WRITTEN TASK => Pick out the lines below with "heupen" and list them.
□ □ □ □
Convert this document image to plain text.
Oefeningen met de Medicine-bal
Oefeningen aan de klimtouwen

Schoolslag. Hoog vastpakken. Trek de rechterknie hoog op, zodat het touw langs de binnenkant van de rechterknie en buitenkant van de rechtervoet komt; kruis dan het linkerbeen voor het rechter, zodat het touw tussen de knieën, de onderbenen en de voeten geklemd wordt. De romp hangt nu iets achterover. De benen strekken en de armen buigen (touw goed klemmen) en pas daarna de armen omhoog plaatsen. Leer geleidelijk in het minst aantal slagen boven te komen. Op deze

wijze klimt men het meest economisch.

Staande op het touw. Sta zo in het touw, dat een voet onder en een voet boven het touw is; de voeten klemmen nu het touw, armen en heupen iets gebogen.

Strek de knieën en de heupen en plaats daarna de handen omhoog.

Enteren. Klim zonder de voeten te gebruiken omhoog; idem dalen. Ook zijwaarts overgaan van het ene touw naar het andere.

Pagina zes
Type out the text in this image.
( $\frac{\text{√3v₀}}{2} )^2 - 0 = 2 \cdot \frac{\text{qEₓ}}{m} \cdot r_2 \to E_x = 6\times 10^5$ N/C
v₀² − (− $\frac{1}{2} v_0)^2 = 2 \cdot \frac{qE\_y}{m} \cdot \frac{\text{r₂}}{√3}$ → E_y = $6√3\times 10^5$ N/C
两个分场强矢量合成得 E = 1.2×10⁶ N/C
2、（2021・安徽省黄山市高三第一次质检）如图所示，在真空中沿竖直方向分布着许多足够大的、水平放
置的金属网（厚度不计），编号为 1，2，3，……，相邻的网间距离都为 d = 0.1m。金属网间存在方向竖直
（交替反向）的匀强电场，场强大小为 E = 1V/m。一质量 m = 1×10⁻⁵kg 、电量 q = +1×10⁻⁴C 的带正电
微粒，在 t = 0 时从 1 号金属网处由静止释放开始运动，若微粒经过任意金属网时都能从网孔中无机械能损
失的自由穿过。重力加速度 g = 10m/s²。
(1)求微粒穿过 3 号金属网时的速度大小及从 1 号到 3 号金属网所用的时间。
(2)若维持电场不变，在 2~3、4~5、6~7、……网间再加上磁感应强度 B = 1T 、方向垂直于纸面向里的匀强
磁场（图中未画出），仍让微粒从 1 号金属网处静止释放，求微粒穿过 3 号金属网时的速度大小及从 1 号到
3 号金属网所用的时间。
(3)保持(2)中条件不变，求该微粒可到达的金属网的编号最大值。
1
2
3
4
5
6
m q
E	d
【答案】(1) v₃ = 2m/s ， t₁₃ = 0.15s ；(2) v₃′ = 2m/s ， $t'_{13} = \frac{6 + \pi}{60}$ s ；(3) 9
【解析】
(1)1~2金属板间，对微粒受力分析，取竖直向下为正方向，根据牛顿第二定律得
□ □ □ □
TASK OUTPUT =>
Staande op het touw. Sta zo in het touw, dat een voet onder en een voet boven het touw is; de voeten klemmen nu het touw, armen en heupen iets gebogen.
Strek de knieën en de heupen en plaats daarna de handen omhoog.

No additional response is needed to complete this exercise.